DO THIS:
Reproduce the records below exactly as given.

[Extracted data entries]

************

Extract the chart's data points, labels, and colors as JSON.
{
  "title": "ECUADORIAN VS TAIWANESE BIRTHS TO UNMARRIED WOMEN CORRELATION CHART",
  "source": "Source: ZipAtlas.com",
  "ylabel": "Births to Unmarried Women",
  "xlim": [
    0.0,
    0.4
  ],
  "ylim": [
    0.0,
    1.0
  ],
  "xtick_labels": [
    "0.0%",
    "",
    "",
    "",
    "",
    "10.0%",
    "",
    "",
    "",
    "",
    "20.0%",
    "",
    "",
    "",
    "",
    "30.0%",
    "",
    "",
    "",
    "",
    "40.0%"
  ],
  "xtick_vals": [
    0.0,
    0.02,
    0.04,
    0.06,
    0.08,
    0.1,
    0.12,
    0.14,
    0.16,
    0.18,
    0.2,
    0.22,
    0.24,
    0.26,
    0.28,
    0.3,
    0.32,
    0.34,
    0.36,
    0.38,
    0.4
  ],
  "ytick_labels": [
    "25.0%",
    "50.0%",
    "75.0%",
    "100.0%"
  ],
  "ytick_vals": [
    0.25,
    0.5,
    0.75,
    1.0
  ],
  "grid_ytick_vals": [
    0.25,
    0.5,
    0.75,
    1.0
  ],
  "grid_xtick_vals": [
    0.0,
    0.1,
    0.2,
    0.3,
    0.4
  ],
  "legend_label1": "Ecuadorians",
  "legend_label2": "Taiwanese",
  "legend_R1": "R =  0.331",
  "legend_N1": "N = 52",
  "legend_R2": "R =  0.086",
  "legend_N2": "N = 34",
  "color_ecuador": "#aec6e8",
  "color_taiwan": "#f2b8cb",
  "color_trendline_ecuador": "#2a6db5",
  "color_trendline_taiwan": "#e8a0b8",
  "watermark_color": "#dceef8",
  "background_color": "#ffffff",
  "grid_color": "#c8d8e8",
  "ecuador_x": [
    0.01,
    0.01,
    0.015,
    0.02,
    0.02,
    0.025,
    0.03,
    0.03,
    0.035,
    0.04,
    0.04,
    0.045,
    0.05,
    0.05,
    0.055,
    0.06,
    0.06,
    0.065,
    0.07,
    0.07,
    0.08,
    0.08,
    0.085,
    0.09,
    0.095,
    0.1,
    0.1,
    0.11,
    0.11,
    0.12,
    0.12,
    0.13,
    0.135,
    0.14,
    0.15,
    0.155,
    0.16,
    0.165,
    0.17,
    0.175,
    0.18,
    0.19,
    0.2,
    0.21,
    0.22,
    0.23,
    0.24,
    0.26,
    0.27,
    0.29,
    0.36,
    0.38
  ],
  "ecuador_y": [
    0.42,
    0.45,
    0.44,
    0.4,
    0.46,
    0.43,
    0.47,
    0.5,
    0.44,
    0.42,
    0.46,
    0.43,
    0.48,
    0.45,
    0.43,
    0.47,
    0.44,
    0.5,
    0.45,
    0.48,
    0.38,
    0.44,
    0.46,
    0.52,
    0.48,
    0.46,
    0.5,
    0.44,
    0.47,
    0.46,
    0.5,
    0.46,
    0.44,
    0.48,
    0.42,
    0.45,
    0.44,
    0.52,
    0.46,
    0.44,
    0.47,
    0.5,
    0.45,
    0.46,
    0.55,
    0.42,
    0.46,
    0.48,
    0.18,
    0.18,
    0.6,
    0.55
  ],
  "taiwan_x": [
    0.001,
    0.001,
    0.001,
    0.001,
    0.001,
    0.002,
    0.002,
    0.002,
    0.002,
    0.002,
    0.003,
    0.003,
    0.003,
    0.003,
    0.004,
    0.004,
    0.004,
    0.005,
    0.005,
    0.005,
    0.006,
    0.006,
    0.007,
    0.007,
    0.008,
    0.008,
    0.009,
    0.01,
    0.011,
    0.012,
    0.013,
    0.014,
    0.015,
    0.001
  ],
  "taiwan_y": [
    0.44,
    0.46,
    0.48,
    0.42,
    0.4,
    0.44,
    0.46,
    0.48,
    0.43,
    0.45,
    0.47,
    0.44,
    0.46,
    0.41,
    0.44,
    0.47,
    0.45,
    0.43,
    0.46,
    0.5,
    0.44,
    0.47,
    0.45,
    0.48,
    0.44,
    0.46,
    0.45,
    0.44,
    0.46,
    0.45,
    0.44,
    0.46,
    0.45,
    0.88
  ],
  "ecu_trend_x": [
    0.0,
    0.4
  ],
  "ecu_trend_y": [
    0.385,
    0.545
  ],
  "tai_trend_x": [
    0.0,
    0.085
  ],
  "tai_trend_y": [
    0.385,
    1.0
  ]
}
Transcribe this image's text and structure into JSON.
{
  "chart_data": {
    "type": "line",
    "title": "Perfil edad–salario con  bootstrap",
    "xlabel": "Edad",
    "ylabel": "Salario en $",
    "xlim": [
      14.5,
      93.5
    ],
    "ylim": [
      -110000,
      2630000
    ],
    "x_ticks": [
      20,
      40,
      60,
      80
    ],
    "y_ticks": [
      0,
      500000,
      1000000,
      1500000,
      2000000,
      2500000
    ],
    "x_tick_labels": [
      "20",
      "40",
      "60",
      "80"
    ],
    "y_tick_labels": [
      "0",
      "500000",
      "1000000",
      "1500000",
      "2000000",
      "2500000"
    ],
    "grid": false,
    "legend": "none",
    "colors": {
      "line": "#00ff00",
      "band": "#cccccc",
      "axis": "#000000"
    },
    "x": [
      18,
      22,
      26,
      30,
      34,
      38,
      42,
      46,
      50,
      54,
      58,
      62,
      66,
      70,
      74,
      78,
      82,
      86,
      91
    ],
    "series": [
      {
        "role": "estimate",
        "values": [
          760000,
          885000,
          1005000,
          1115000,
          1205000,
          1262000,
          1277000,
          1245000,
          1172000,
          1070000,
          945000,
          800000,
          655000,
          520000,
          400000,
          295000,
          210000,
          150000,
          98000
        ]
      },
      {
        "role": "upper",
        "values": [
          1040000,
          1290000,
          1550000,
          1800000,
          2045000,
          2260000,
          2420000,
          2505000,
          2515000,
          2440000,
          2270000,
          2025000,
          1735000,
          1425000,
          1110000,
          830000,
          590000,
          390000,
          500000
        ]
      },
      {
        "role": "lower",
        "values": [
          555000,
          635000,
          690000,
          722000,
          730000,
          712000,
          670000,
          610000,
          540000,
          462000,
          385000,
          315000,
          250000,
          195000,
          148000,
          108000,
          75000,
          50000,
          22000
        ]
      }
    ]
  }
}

************

EXERCISE OUTPUT:
Extract the chart's data points, labels, and colors as JSON.
{
  "title": "ECUADORIAN VS TAIWANESE BIRTHS TO UNMARRIED WOMEN CORRELATION CHART",
  "source": "Source: ZipAtlas.com",
  "ylabel": "Births to Unmarried Women",
  "xlim": [
    0.0,
    0.4
  ],
  "ylim": [
    0.0,
    1.0
  ],
  "xtick_labels": [
    "0.0%",
    "",
    "",
    "",
    "",
    "10.0%",
    "",
    "",
    "",
    "",
    "20.0%",
    "",
    "",
    "",
    "",
    "30.0%",
    "",
    "",
    "",
    "",
    "40.0%"
  ],
  "xtick_vals": [
    0.0,
    0.02,
    0.04,
    0.06,
    0.08,
    0.1,
    0.12,
    0.14,
    0.16,
    0.18,
    0.2,
    0.22,
    0.24,
    0.26,
    0.28,
    0.3,
    0.32,
    0.34,
    0.36,
    0.38,
    0.4
  ],
  "ytick_labels": [
    "25.0%",
    "50.0%",
    "75.0%",
    "100.0%"
  ],
  "ytick_vals": [
    0.25,
    0.5,
    0.75,
    1.0
  ],
  "grid_ytick_vals": [
    0.25,
    0.5,
    0.75,
    1.0
  ],
  "grid_xtick_vals": [
    0.0,
    0.1,
    0.2,
    0.3,
    0.4
  ],
  "legend_label1": "Ecuadorians",
  "legend_label2": "Taiwanese",
  "legend_R1": "R =  0.331",
  "legend_N1": "N = 52",
  "legend_R2": "R =  0.086",
  "legend_N2": "N = 34",
  "color_ecuador": "#aec6e8",
  "color_taiwan": "#f2b8cb",
  "color_trendline_ecuador": "#2a6db5",
  "color_trendline_taiwan": "#e8a0b8",
  "watermark_color": "#dceef8",
  "background_color": "#ffffff",
  "grid_color": "#c8d8e8",
  "ecuador_x": [
    0.01,
    0.01,
    0.015,
    0.02,
    0.02,
    0.025,
    0.03,
    0.03,
    0.035,
    0.04,
    0.04,
    0.045,
    0.05,
    0.05,
    0.055,
    0.06,
    0.06,
    0.065,
    0.07,
    0.07,
    0.08,
    0.08,
    0.085,
    0.09,
    0.095,
    0.1,
    0.1,
    0.11,
    0.11,
    0.12,
    0.12,
    0.13,
    0.135,
    0.14,
    0.15,
    0.155,
    0.16,
    0.165,
    0.17,
    0.175,
    0.18,
    0.19,
    0.2,
    0.21,
    0.22,
    0.23,
    0.24,
    0.26,
    0.27,
    0.29,
    0.36,
    0.38
  ],
  "ecuador_y": [
    0.42,
    0.45,
    0.44,
    0.4,
    0.46,
    0.43,
    0.47,
    0.5,
    0.44,
    0.42,
    0.46,
    0.43,
    0.48,
    0.45,
    0.43,
    0.47,
    0.44,
    0.5,
    0.45,
    0.48,
    0.38,
    0.44,
    0.46,
    0.52,
    0.48,
    0.46,
    0.5,
    0.44,
    0.47,
    0.46,
    0.5,
    0.46,
    0.44,
    0.48,
    0.42,
    0.45,
    0.44,
    0.52,
    0.46,
    0.44,
    0.47,
    0.5,
    0.45,
    0.46,
    0.55,
    0.42,
    0.46,
    0.48,
    0.18,
    0.18,
    0.6,
    0.55
  ],
  "taiwan_x": [
    0.001,
    0.001,
    0.001,
    0.001,
    0.001,
    0.002,
    0.002,
    0.002,
    0.002,
    0.002,
    0.003,
    0.003,
    0.003,
    0.003,
    0.004,
    0.004,
    0.004,
    0.005,
    0.005,
    0.005,
    0.006,
    0.006,
    0.007,
    0.007,
    0.008,
    0.008,
    0.009,
    0.01,
    0.011,
    0.012,
    0.013,
    0.014,
    0.015,
    0.001
  ],
  "taiwan_y": [
    0.44,
    0.46,
    0.48,
    0.42,
    0.4,
    0.44,
    0.46,
    0.48,
    0.43,
    0.45,
    0.47,
    0.44,
    0.46,
    0.41,
    0.44,
    0.47,
    0.45,
    0.43,
    0.46,
    0.5,
    0.44,
    0.47,
    0.45,
    0.48,
    0.44,
    0.46,
    0.45,
    0.44,
    0.46,
    0.45,
    0.44,
    0.46,
    0.45,
    0.88
  ],
  "ecu_trend_x": [
    0.0,
    0.4
  ],
  "ecu_trend_y": [
    0.385,
    0.545
  ],
  "tai_trend_x": [
    0.0,
    0.085
  ],
  "tai_trend_y": [
    0.385,
    1.0
  ]
}
Transcribe this image's text and structure into JSON.
{
  "chart_data": {
    "type": "line",
    "title": "Perfil edad–salario con  bootstrap",
    "xlabel": "Edad",
    "ylabel": "Salario en $",
    "xlim": [
      14.5,
      93.5
    ],
    "ylim": [
      -110000,
      2630000
    ],
    "x_ticks": [
      20,
      40,
      60,
      80
    ],
    "y_ticks": [
      0,
      500000,
      1000000,
      1500000,
      2000000,
      2500000
    ],
    "x_tick_labels": [
      "20",
      "40",
      "60",
      "80"
    ],
    "y_tick_labels": [
      "0",
      "500000",
      "1000000",
      "1500000",
      "2000000",
      "2500000"
    ],
    "grid": false,
    "legend": "none",
    "colors": {
      "line": "#00ff00",
      "band": "#cccccc",
      "axis": "#000000"
    },
    "x": [
      18,
      22,
      26,
      30,
      34,
      38,
      42,
      46,
      50,
      54,
      58,
      62,
      66,
      70,
      74,
      78,
      82,
      86,
      91
    ],
    "series": [
      {
        "role": "estimate",
        "values": [
          760000,
          885000,
          1005000,
          1115000,
          1205000,
          1262000,
          1277000,
          1245000,
          1172000,
          1070000,
          945000,
          800000,
          655000,
          520000,
          400000,
          295000,
          210000,
          150000,
          98000
        ]
      },
      {
        "role": "upper",
        "values": [
          1040000,
          1290000,
          1550000,
          1800000,
          2045000,
          2260000,
          2420000,
          2505000,
          2515000,
          2440000,
          2270000,
          2025000,
          1735000,
          1425000,
          1110000,
          830000,
          590000,
          390000,
          500000
        ]
      },
      {
        "role": "lower",
        "values": [
          555000,
          635000,
          690000,
          722000,
          730000,
          712000,
          670000,
          610000,
          540000,
          462000,
          385000,
          315000,
          250000,
          195000,
          148000,
          108000,
          75000,
          50000,
          22000
        ]
      }
    ]
  }
}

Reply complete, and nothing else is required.